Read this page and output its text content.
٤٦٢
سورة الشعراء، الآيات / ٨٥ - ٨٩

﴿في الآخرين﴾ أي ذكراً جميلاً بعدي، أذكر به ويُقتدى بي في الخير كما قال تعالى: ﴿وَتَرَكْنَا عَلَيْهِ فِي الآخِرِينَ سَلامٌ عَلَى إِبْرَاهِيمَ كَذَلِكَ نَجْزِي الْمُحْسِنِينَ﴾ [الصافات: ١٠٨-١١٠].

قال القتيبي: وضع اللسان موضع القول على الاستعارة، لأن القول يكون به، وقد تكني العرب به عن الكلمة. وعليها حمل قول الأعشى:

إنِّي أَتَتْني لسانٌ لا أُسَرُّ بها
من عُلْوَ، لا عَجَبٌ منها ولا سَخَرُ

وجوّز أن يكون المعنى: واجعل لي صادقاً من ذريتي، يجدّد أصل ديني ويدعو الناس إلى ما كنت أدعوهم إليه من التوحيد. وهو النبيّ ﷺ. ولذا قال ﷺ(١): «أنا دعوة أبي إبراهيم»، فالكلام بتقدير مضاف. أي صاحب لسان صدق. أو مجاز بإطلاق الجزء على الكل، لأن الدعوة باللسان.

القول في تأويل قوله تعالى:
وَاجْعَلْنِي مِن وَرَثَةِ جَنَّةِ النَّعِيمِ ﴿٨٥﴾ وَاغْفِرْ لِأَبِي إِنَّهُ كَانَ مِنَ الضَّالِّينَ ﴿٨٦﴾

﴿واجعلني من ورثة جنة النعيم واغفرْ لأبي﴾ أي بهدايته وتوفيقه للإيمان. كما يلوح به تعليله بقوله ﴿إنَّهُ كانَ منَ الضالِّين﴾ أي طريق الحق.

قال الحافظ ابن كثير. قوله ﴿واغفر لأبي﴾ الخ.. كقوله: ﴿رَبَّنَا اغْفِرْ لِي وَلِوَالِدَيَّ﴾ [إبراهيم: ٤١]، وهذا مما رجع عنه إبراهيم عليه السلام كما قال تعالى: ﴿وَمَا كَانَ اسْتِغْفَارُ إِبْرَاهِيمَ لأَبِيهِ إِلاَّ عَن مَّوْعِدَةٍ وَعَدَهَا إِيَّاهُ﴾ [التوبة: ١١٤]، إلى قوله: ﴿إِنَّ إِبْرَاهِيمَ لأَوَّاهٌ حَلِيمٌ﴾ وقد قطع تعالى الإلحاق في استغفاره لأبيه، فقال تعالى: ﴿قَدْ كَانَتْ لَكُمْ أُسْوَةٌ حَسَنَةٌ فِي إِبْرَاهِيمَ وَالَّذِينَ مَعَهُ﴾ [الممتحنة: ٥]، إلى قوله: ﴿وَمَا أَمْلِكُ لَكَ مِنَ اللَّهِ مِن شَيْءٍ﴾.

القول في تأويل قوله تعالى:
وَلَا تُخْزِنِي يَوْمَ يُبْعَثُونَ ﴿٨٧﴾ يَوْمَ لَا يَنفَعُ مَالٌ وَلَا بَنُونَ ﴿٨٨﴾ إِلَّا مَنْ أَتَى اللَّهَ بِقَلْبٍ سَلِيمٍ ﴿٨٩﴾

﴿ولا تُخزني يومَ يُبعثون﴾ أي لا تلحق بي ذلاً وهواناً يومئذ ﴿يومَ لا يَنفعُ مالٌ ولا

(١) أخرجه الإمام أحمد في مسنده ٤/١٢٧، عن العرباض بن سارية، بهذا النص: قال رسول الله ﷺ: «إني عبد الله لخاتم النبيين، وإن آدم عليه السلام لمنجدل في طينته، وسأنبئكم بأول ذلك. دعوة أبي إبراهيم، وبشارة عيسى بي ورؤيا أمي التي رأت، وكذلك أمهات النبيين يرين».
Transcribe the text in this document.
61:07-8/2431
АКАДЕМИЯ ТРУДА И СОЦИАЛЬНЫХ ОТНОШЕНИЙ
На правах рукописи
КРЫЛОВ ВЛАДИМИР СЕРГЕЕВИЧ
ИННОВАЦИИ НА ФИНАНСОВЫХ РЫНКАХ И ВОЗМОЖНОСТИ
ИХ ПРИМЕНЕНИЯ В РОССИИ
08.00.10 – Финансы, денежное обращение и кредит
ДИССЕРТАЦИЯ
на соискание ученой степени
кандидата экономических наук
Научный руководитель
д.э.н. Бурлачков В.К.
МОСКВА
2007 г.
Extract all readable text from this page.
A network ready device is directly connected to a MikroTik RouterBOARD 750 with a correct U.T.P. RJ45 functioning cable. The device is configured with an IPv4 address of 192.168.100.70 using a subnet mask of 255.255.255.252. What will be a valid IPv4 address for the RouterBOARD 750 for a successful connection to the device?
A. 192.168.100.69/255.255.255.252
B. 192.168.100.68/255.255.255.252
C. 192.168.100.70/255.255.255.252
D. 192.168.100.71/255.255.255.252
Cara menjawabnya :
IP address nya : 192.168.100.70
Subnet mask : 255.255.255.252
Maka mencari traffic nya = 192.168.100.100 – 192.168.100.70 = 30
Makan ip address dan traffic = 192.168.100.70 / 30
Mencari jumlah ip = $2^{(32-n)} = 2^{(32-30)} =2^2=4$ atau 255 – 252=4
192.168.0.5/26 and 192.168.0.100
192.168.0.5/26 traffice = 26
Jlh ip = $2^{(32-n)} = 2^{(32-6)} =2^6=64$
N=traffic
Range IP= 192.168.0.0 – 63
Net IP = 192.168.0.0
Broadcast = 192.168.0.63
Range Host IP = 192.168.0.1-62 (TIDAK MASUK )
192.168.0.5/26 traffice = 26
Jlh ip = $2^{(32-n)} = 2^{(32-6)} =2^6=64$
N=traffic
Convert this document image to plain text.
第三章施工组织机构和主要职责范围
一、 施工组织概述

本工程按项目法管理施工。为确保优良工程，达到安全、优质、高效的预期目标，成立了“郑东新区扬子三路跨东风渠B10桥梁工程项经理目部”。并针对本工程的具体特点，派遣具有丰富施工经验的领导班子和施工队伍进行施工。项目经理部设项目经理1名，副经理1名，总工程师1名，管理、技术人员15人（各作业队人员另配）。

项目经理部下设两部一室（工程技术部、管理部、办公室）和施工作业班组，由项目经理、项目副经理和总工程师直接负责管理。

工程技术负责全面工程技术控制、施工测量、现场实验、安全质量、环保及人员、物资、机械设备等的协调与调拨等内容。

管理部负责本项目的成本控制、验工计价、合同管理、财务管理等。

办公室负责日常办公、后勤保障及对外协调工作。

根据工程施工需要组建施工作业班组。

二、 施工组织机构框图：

=== Challenge ===
Determine how many lines of the data contain the word "واغفر", and reply with that number only.

=== Task answer ===
2